Exercise instructions: Gather the lines that hold the string "Master".

Extracted records
○ ○ ○ ○ ○
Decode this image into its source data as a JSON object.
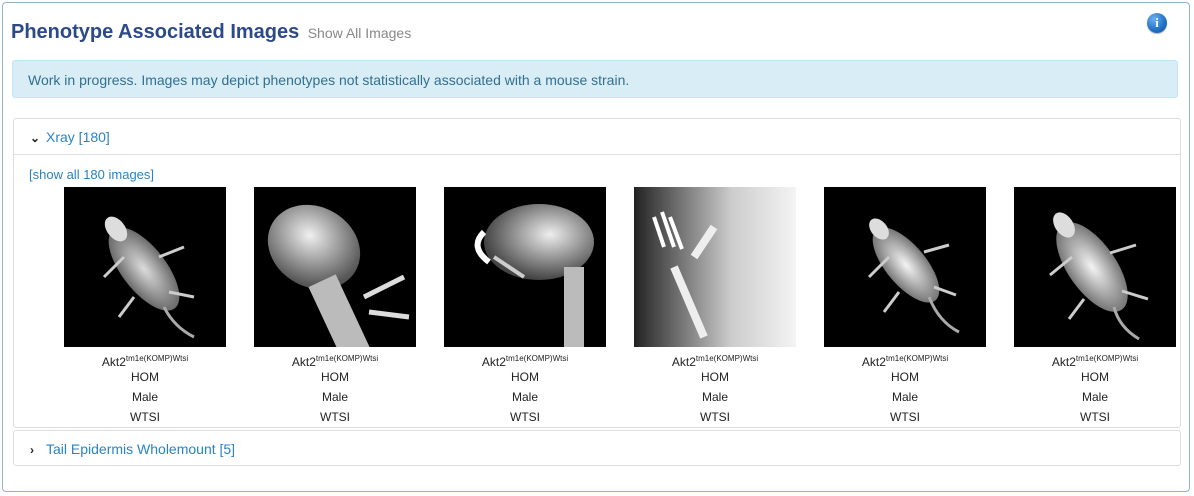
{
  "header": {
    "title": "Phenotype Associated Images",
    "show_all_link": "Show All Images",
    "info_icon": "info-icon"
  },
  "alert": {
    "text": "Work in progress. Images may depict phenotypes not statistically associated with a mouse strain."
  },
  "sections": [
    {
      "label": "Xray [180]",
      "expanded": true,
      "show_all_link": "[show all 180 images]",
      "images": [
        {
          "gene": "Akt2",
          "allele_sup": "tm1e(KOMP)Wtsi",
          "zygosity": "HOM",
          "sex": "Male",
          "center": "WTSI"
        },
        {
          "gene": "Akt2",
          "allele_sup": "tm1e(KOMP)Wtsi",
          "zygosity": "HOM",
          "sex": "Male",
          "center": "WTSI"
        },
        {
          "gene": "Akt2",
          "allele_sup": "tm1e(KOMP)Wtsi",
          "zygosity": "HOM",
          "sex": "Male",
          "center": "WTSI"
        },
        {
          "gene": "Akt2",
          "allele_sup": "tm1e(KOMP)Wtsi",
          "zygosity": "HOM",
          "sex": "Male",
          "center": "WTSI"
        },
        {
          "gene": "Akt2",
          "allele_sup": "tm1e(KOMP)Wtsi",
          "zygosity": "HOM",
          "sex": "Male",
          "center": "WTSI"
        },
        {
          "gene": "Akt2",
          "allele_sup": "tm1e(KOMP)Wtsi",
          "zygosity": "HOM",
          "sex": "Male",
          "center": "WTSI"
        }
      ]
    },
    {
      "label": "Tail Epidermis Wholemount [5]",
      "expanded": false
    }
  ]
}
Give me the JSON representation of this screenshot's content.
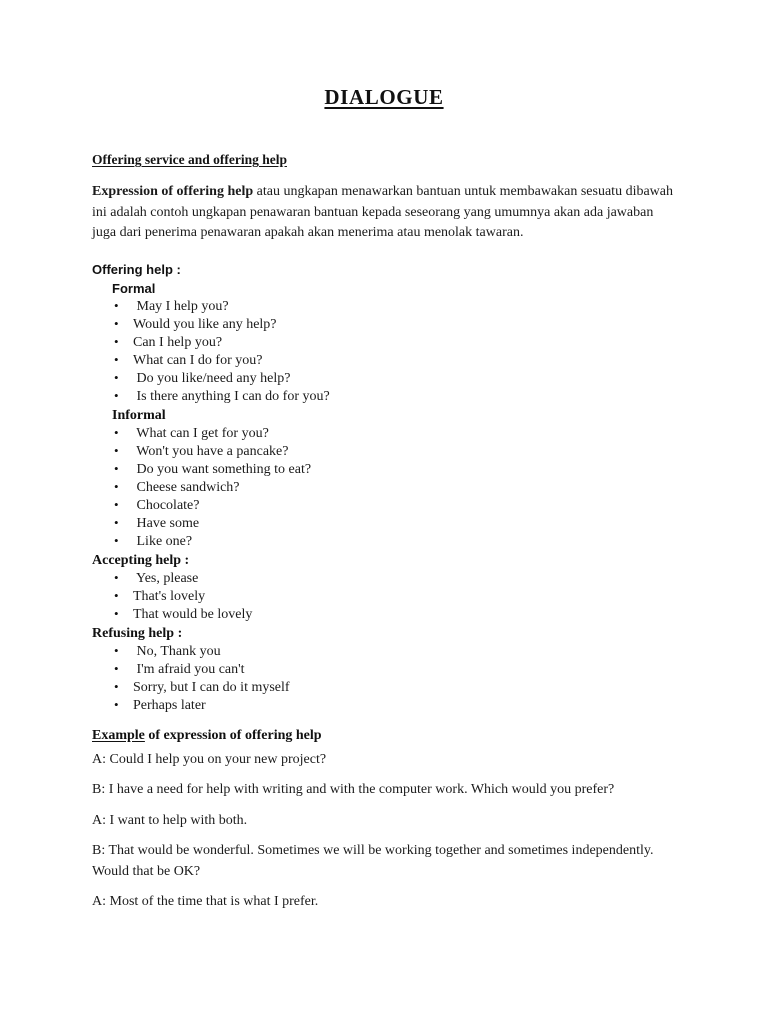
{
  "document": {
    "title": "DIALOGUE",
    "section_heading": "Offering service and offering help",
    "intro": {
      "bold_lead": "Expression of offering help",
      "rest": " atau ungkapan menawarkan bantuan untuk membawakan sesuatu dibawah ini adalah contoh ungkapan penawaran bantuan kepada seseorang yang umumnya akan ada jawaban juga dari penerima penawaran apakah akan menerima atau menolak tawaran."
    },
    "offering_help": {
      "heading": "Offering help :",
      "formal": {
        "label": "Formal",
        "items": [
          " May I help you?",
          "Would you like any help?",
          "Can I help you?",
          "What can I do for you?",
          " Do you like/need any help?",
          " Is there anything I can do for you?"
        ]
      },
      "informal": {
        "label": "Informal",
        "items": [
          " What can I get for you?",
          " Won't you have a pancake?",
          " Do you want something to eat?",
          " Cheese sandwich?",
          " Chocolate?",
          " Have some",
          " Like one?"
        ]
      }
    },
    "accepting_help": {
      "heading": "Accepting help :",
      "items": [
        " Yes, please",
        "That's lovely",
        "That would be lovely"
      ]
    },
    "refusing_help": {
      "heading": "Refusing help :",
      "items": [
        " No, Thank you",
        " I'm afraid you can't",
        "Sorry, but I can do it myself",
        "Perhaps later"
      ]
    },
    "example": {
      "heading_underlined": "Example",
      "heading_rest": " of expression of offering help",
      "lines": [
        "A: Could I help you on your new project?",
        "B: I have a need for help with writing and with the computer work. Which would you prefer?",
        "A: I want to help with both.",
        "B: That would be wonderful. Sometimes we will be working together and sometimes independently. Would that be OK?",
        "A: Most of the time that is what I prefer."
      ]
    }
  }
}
○ ○ ○ ○ ○
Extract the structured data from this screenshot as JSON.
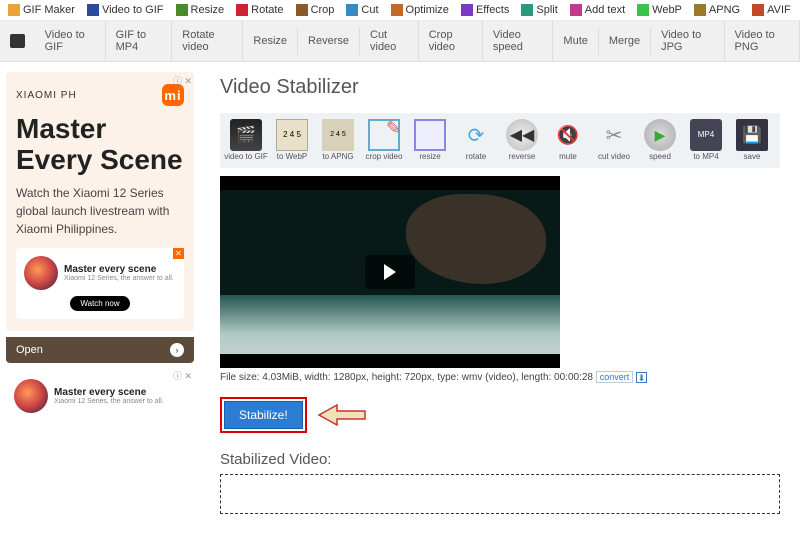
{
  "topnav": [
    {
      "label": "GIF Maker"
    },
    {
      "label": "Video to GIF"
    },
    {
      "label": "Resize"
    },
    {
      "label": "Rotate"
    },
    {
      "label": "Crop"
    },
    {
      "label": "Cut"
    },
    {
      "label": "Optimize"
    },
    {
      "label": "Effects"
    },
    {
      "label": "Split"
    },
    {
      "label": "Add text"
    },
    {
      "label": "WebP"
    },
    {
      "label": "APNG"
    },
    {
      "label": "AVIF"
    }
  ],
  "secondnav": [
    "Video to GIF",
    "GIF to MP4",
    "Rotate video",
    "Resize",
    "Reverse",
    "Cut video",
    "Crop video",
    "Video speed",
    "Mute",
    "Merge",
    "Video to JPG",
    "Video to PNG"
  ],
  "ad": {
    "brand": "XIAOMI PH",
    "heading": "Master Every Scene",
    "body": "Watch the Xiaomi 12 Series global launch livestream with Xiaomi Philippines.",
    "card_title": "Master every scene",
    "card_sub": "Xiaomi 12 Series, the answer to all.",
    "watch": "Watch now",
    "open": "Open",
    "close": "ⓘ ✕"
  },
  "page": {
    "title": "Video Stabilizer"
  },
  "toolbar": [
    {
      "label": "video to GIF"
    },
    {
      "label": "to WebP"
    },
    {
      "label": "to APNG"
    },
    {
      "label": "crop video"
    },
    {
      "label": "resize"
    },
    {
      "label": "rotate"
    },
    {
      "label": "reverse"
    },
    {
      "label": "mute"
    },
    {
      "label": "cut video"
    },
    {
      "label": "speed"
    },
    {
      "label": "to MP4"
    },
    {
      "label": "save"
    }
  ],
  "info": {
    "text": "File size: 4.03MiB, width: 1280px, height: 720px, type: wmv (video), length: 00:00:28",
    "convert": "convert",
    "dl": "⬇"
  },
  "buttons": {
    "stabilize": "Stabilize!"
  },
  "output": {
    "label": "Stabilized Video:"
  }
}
○ ○ ○ ○ ○
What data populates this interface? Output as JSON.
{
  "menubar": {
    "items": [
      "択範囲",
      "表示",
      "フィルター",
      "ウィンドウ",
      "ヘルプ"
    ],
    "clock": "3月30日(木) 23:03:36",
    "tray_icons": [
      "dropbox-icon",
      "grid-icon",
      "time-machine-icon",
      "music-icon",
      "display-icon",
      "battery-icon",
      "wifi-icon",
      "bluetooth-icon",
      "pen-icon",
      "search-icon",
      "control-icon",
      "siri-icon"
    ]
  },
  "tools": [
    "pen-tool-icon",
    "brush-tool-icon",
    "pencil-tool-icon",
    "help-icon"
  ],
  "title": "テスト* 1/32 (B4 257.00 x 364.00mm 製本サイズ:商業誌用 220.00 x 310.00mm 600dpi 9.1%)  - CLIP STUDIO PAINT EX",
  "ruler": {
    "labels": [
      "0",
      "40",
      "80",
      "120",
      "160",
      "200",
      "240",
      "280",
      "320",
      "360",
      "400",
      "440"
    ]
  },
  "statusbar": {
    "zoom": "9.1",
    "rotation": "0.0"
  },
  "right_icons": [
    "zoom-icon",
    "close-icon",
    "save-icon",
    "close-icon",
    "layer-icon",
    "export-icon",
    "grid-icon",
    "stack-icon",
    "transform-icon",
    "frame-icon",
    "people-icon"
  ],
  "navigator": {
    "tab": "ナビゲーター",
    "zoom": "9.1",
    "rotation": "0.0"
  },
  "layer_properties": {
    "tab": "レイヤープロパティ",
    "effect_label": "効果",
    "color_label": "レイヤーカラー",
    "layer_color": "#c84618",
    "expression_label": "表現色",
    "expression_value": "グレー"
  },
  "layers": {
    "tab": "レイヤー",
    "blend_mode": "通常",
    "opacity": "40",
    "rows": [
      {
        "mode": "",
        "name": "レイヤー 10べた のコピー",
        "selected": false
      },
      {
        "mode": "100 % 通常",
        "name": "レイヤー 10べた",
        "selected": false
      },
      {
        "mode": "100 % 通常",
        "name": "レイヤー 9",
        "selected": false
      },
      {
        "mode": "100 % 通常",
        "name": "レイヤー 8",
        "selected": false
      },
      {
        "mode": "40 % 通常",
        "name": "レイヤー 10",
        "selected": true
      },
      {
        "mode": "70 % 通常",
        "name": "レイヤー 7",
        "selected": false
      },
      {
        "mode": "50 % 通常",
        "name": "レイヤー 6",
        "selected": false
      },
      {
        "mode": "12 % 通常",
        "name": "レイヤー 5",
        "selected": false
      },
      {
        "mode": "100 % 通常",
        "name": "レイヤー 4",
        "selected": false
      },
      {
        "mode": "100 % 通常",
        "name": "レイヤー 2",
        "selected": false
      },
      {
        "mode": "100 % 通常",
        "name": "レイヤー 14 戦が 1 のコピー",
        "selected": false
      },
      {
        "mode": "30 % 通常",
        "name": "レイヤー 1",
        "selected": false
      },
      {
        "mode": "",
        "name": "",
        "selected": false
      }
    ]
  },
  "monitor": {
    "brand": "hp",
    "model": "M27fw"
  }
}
○ ○ ○ ○ ○
Correct response:
    "heading": "Master Every Scene",
    "card_title": "Master every scene",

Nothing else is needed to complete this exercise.